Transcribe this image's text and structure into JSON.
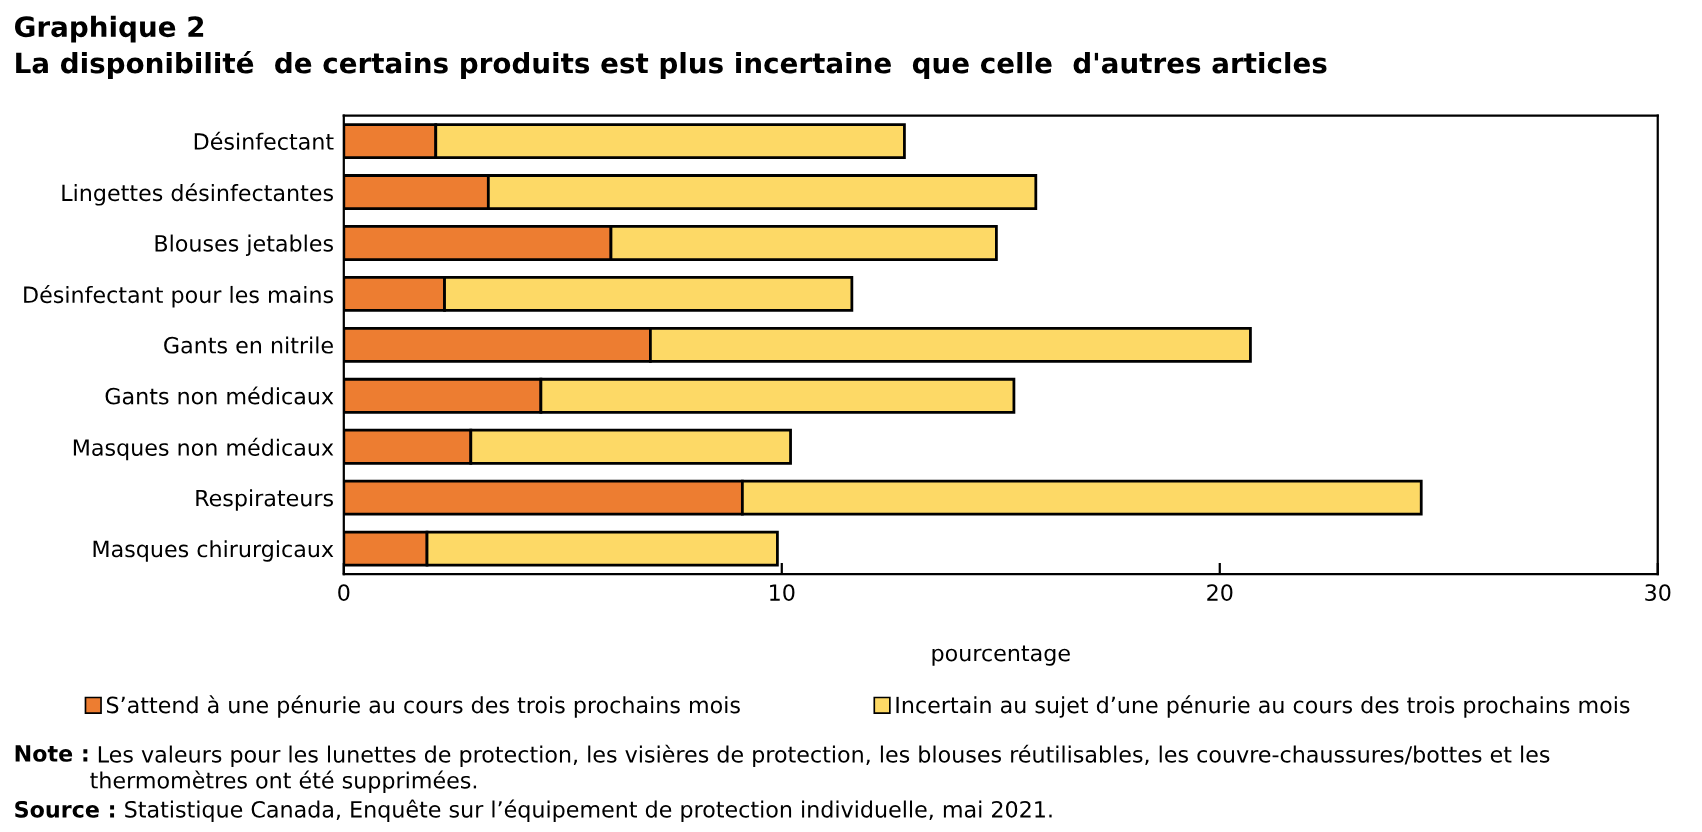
{
  "chart_data": {
    "type": "bar",
    "orientation": "horizontal",
    "stacked": true,
    "title": "Graphique 2",
    "subtitle": "La disponibilité  de certains produits est plus incertaine  que celle  d'autres articles",
    "categories": [
      "Désinfectant",
      "Lingettes désinfectantes",
      "Blouses jetables",
      "Désinfectant pour les mains",
      "Gants en nitrile",
      "Gants non médicaux",
      "Masques non médicaux",
      "Respirateurs",
      "Masques chirurgicaux"
    ],
    "series": [
      {
        "name": "S’attend à une pénurie au cours des trois prochains mois",
        "color": "#ed7d31",
        "values": [
          2.1,
          3.3,
          6.1,
          2.3,
          7.0,
          4.5,
          2.9,
          9.1,
          1.9
        ]
      },
      {
        "name": "Incertain au sujet d’une pénurie au cours des trois prochains mois",
        "color": "#fdd966",
        "values": [
          10.7,
          12.5,
          8.8,
          9.3,
          13.7,
          10.8,
          7.3,
          15.5,
          8.0
        ]
      }
    ],
    "xlabel": "pourcentage",
    "xlim": [
      0,
      30
    ],
    "xticks": [
      0,
      10,
      20,
      30
    ],
    "grid": false,
    "legend": "bottom",
    "annotations": [
      "Note : Les valeurs pour les lunettes de protection, les visières de protection, les blouses réutilisables, les couvre-chaussures/bottes et les thermomètres ont été supprimées.",
      "Source : Statistique Canada, Enquête sur l’équipement de protection individuelle, mai 2021."
    ]
  }
}
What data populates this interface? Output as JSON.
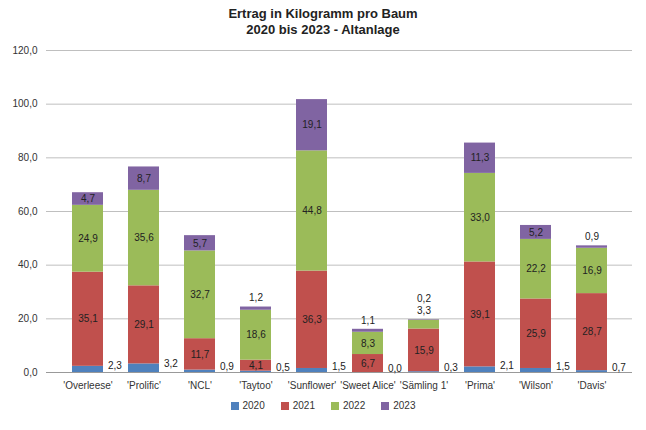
{
  "chart_data": {
    "type": "bar",
    "title": "Ertrag in Kilogramm pro Baum",
    "subtitle": "2020 bis 2023 - Altanlage",
    "categories": [
      "'Overleese'",
      "'Prolific'",
      "'NCL'",
      "'Taytoo'",
      "'Sunflower'",
      "'Sweet Alice'",
      "'Sämling 1'",
      "'Prima'",
      "'Wilson'",
      "'Davis'"
    ],
    "series": [
      {
        "name": "2020",
        "color": "#4F81BD",
        "values": [
          2.3,
          3.2,
          0.9,
          0.5,
          1.5,
          0.0,
          0.3,
          2.1,
          1.5,
          0.7
        ],
        "value_labels": [
          "2,3",
          "3,2",
          "0,9",
          "0,5",
          "1,5",
          "0,0",
          "0,3",
          "2,1",
          "1,5",
          "0,7"
        ]
      },
      {
        "name": "2021",
        "color": "#C0504D",
        "values": [
          35.1,
          29.1,
          11.7,
          4.1,
          36.3,
          6.7,
          15.9,
          39.1,
          25.9,
          28.7
        ],
        "value_labels": [
          "35,1",
          "29,1",
          "11,7",
          "4,1",
          "36,3",
          "6,7",
          "15,9",
          "39,1",
          "25,9",
          "28,7"
        ]
      },
      {
        "name": "2022",
        "color": "#9BBB59",
        "values": [
          24.9,
          35.6,
          32.7,
          18.6,
          44.8,
          8.3,
          3.3,
          33.0,
          22.2,
          16.9
        ],
        "value_labels": [
          "24,9",
          "35,6",
          "32,7",
          "18,6",
          "44,8",
          "8,3",
          "3,3",
          "33,0",
          "22,2",
          "16,9"
        ]
      },
      {
        "name": "2023",
        "color": "#8064A2",
        "values": [
          4.7,
          8.7,
          5.7,
          1.2,
          19.1,
          1.1,
          0.2,
          11.3,
          5.2,
          0.9
        ],
        "value_labels": [
          "4,7",
          "8,7",
          "5,7",
          "1,2",
          "19,1",
          "1,1",
          "0,2",
          "11,3",
          "5,2",
          "0,9"
        ]
      }
    ],
    "ylim": [
      0,
      120
    ],
    "yticks": [
      {
        "value": 0,
        "label": "0,0"
      },
      {
        "value": 20,
        "label": "20,0"
      },
      {
        "value": 40,
        "label": "40,0"
      },
      {
        "value": 60,
        "label": "60,0"
      },
      {
        "value": 80,
        "label": "80,0"
      },
      {
        "value": 100,
        "label": "100,0"
      },
      {
        "value": 120,
        "label": "120,0"
      }
    ],
    "grid": true,
    "stacked": true,
    "data_labels": true,
    "legend": "bottom"
  }
}
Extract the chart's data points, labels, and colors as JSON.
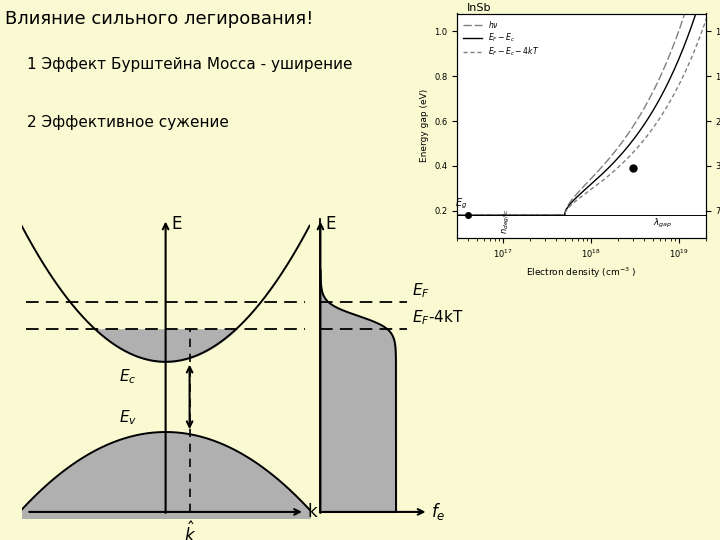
{
  "bg_color": "#FAFAD2",
  "title": "Влияние сильного легирования!",
  "line1": "1 Эффект Бурштейна Мосса - уширение",
  "line2": "2 Эффективное сужение",
  "gray_fill": "#B0B0B0",
  "Ec": 0.4,
  "Ev": -0.9,
  "EF": 1.5,
  "EF4kT": 1.0,
  "a_c": 0.28,
  "a_v": 0.16,
  "k_hat": 0.5,
  "xmin": -3.0,
  "xmax": 3.0,
  "ymin": -2.5,
  "ymax": 3.2,
  "kT_sigma": 0.12
}
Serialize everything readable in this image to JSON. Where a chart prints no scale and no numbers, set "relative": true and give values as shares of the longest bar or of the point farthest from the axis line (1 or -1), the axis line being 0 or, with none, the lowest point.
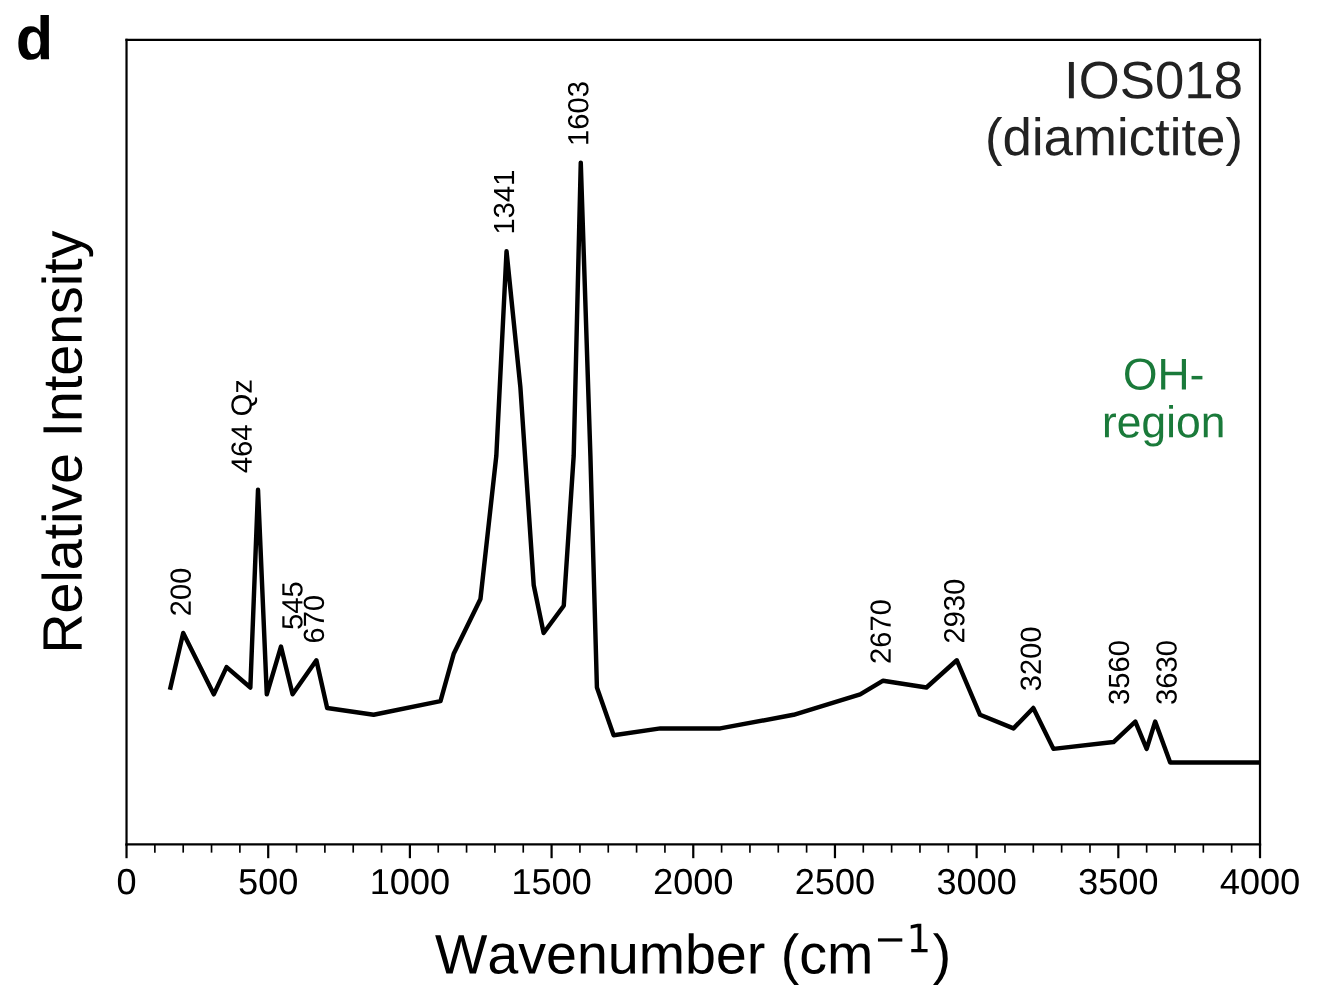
{
  "chart_data": {
    "type": "line",
    "relative": true,
    "title": "IOS018\n(diamictite)",
    "xlabel": "Wavenumber (cm$^{−1}$)",
    "ylabel": "Relative Intensity",
    "x": [
      155,
      200,
      308,
      353,
      437,
      464,
      495,
      545,
      586,
      670,
      708,
      872,
      1108,
      1155,
      1249,
      1305,
      1341,
      1390,
      1437,
      1472,
      1543,
      1578,
      1603,
      1637,
      1660,
      1719,
      1884,
      2095,
      2354,
      2589,
      2670,
      2823,
      2930,
      3012,
      3130,
      3200,
      3271,
      3483,
      3560,
      3600,
      3630,
      3683,
      4000
    ],
    "series": [
      {
        "color": "#000000",
        "values": [
          0.23,
          0.31,
          0.22,
          0.26,
          0.23,
          0.52,
          0.22,
          0.29,
          0.22,
          0.27,
          0.2,
          0.19,
          0.21,
          0.28,
          0.36,
          0.57,
          0.87,
          0.67,
          0.38,
          0.31,
          0.35,
          0.57,
          1.0,
          0.57,
          0.23,
          0.16,
          0.17,
          0.17,
          0.19,
          0.22,
          0.24,
          0.23,
          0.27,
          0.19,
          0.17,
          0.2,
          0.14,
          0.15,
          0.18,
          0.14,
          0.18,
          0.12,
          0.12
        ]
      }
    ],
    "xlim": [
      0,
      4000
    ],
    "xticks": [
      0,
      500,
      1000,
      1500,
      2000,
      2500,
      3000,
      3500,
      4000
    ],
    "tick_labels": "x",
    "grid": false,
    "legend": false,
    "marker": "none",
    "line_style": "solid",
    "annotations": [
      {
        "text": "200",
        "x": 200,
        "y": 0.31
      },
      {
        "text": "464 Qz",
        "x": 464,
        "y": 0.52
      },
      {
        "text": "545",
        "x": 545,
        "y": 0.29
      },
      {
        "text": "670",
        "x": 670,
        "y": 0.27
      },
      {
        "text": "1341",
        "x": 1341,
        "y": 0.87
      },
      {
        "text": "1603",
        "x": 1603,
        "y": 1.0
      },
      {
        "text": "2670",
        "x": 2670,
        "y": 0.24
      },
      {
        "text": "2930",
        "x": 2930,
        "y": 0.27
      },
      {
        "text": "3200",
        "x": 3200,
        "y": 0.2
      },
      {
        "text": "3560",
        "x": 3560,
        "y": 0.18
      },
      {
        "text": "3630",
        "x": 3630,
        "y": 0.18
      },
      "OH-\nregion",
      "d"
    ]
  }
}
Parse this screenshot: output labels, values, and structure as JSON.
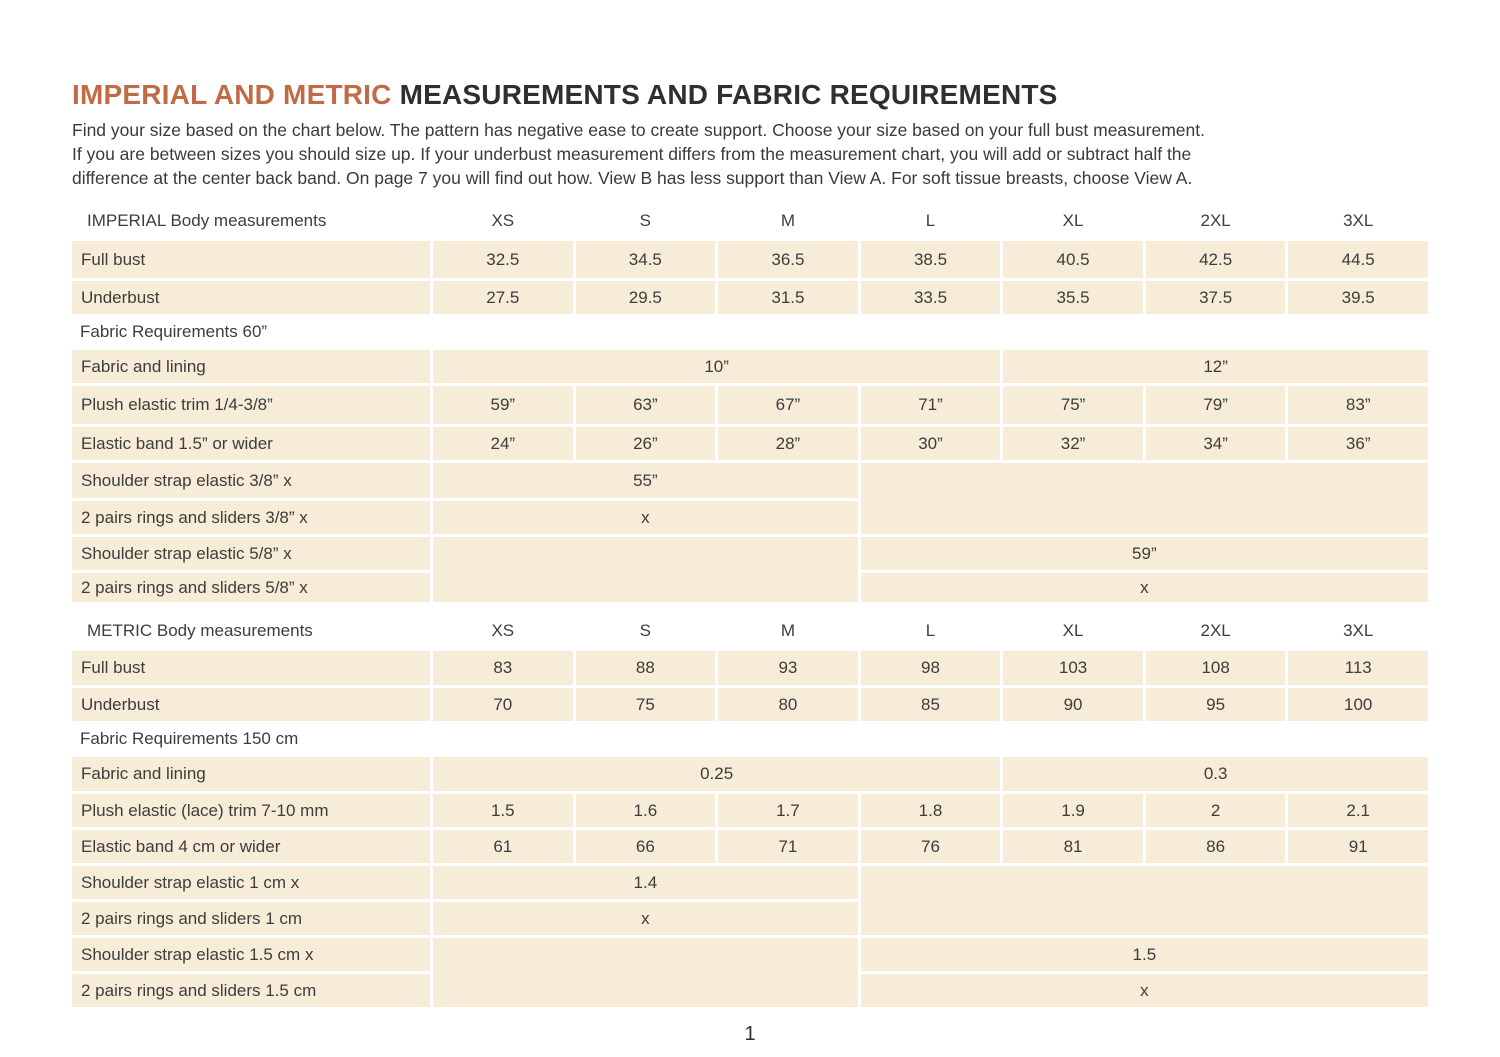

^^^^^^^^

> Task to carry out
Your copy should hold every record word for word and none of the pictures.

> Result of the task
Transcribe this image's text and structure into JSON.
{
  "chart_data": {
    "type": "bar",
    "orientation": "horizontal",
    "stacked": true,
    "title": "Graphique 2",
    "subtitle": "La disponibilité  de certains produits est plus incertaine  que celle  d'autres articles",
    "categories": [
      "Désinfectant",
      "Lingettes désinfectantes",
      "Blouses jetables",
      "Désinfectant pour les mains",
      "Gants en nitrile",
      "Gants non médicaux",
      "Masques non médicaux",
      "Respirateurs",
      "Masques chirurgicaux"
    ],
    "series": [
      {
        "name": "S’attend à une pénurie au cours des trois prochains mois",
        "color": "#ed7d31",
        "values": [
          2.1,
          3.3,
          6.1,
          2.3,
          7.0,
          4.5,
          2.9,
          9.1,
          1.9
        ]
      },
      {
        "name": "Incertain au sujet d’une pénurie au cours des trois prochains mois",
        "color": "#fdd966",
        "values": [
          10.7,
          12.5,
          8.8,
          9.3,
          13.7,
          10.8,
          7.3,
          15.5,
          8.0
        ]
      }
    ],
    "xlabel": "pourcentage",
    "xlim": [
      0,
      30
    ],
    "xticks": [
      0,
      10,
      20,
      30
    ],
    "grid": false,
    "legend": "bottom",
    "annotations": [
      "Note : Les valeurs pour les lunettes de protection, les visières de protection, les blouses réutilisables, les couvre-chaussures/bottes et les thermomètres ont été supprimées.",
      "Source : Statistique Canada, Enquête sur l’équipement de protection individuelle, mai 2021."
    ]
  }
}
What data populates this interface? Output as JSON.
{
  "chart_data": {
    "type": "bar",
    "title": "Ertrag in Kilogramm pro Baum",
    "subtitle": "2020 bis 2023 - Altanlage",
    "categories": [
      "'Overleese'",
      "'Prolific'",
      "'NCL'",
      "'Taytoo'",
      "'Sunflower'",
      "'Sweet Alice'",
      "'Sämling 1'",
      "'Prima'",
      "'Wilson'",
      "'Davis'"
    ],
    "series": [
      {
        "name": "2020",
        "color": "#4F81BD",
        "values": [
          2.3,
          3.2,
          0.9,
          0.5,
          1.5,
          0.0,
          0.3,
          2.1,
          1.5,
          0.7
        ],
        "value_labels": [
          "2,3",
          "3,2",
          "0,9",
          "0,5",
          "1,5",
          "0,0",
          "0,3",
          "2,1",
          "1,5",
          "0,7"
        ]
      },
      {
        "name": "2021",
        "color": "#C0504D",
        "values": [
          35.1,
          29.1,
          11.7,
          4.1,
          36.3,
          6.7,
          15.9,
          39.1,
          25.9,
          28.7
        ],
        "value_labels": [
          "35,1",
          "29,1",
          "11,7",
          "4,1",
          "36,3",
          "6,7",
          "15,9",
          "39,1",
          "25,9",
          "28,7"
        ]
      },
      {
        "name": "2022",
        "color": "#9BBB59",
        "values": [
          24.9,
          35.6,
          32.7,
          18.6,
          44.8,
          8.3,
          3.3,
          33.0,
          22.2,
          16.9
        ],
        "value_labels": [
          "24,9",
          "35,6",
          "32,7",
          "18,6",
          "44,8",
          "8,3",
          "3,3",
          "33,0",
          "22,2",
          "16,9"
        ]
      },
      {
        "name": "2023",
        "color": "#8064A2",
        "values": [
          4.7,
          8.7,
          5.7,
          1.2,
          19.1,
          1.1,
          0.2,
          11.3,
          5.2,
          0.9
        ],
        "value_labels": [
          "4,7",
          "8,7",
          "5,7",
          "1,2",
          "19,1",
          "1,1",
          "0,2",
          "11,3",
          "5,2",
          "0,9"
        ]
      }
    ],
    "ylim": [
      0,
      120
    ],
    "yticks": [
      {
        "value": 0,
        "label": "0,0"
      },
      {
        "value": 20,
        "label": "20,0"
      },
      {
        "value": 40,
        "label": "40,0"
      },
      {
        "value": 60,
        "label": "60,0"
      },
      {
        "value": 80,
        "label": "80,0"
      },
      {
        "value": 100,
        "label": "100,0"
      },
      {
        "value": 120,
        "label": "120,0"
      }
    ],
    "grid": true,
    "stacked": true,
    "data_labels": true,
    "legend": "bottom"
  }
}
Extract the chart's data points, labels, and colors as JSON.
{
  "bg_color": "#FAFAD2",
  "title": "Влияние сильного легирования!",
  "line1": "1 Эффект Бурштейна Мосса - уширение",
  "line2": "2 Эффективное сужение",
  "gray_fill": "#B0B0B0",
  "Ec": 0.4,
  "Ev": -0.9,
  "EF": 1.5,
  "EF4kT": 1.0,
  "a_c": 0.28,
  "a_v": 0.16,
  "k_hat": 0.5,
  "xmin": -3.0,
  "xmax": 3.0,
  "ymin": -2.5,
  "ymax": 3.2,
  "kT_sigma": 0.12
}
Serialize everything readable in this image to JSON. Where a chart prints no scale and no numbers, set "relative": true and give values as shares of the longest bar or of the point farthest from the axis line (1 or -1), the axis line being 0 or, with none, the lowest point.
{
  "chart_data": {
    "type": "line",
    "relative": true,
    "title": "IOS018\n(diamictite)",
    "xlabel": "Wavenumber (cm$^{−1}$)",
    "ylabel": "Relative Intensity",
    "x": [
      155,
      200,
      308,
      353,
      437,
      464,
      495,
      545,
      586,
      670,
      708,
      872,
      1108,
      1155,
      1249,
      1305,
      1341,
      1390,
      1437,
      1472,
      1543,
      1578,
      1603,
      1637,
      1660,
      1719,
      1884,
      2095,
      2354,
      2589,
      2670,
      2823,
      2930,
      3012,
      3130,
      3200,
      3271,
      3483,
      3560,
      3600,
      3630,
      3683,
      4000
    ],
    "series": [
      {
        "color": "#000000",
        "values": [
          0.23,
          0.31,
          0.22,
          0.26,
          0.23,
          0.52,
          0.22,
          0.29,
          0.22,
          0.27,
          0.2,
          0.19,
          0.21,
          0.28,
          0.36,
          0.57,
          0.87,
          0.67,
          0.38,
          0.31,
          0.35,
          0.57,
          1.0,
          0.57,
          0.23,
          0.16,
          0.17,
          0.17,
          0.19,
          0.22,
          0.24,
          0.23,
          0.27,
          0.19,
          0.17,
          0.2,
          0.14,
          0.15,
          0.18,
          0.14,
          0.18,
          0.12,
          0.12
        ]
      }
    ],
    "xlim": [
      0,
      4000
    ],
    "xticks": [
      0,
      500,
      1000,
      1500,
      2000,
      2500,
      3000,
      3500,
      4000
    ],
    "tick_labels": "x",
    "grid": false,
    "legend": false,
    "marker": "none",
    "line_style": "solid",
    "annotations": [
      {
        "text": "200",
        "x": 200,
        "y": 0.31
      },
      {
        "text": "464 Qz",
        "x": 464,
        "y": 0.52
      },
      {
        "text": "545",
        "x": 545,
        "y": 0.29
      },
      {
        "text": "670",
        "x": 670,
        "y": 0.27
      },
      {
        "text": "1341",
        "x": 1341,
        "y": 0.87
      },
      {
        "text": "1603",
        "x": 1603,
        "y": 1.0
      },
      {
        "text": "2670",
        "x": 2670,
        "y": 0.24
      },
      {
        "text": "2930",
        "x": 2930,
        "y": 0.27
      },
      {
        "text": "3200",
        "x": 3200,
        "y": 0.2
      },
      {
        "text": "3560",
        "x": 3560,
        "y": 0.18
      },
      {
        "text": "3630",
        "x": 3630,
        "y": 0.18
      },
      "OH-\nregion",
      "d"
    ]
  }
}
Parse this screenshot: output labels, values, and structure as JSON.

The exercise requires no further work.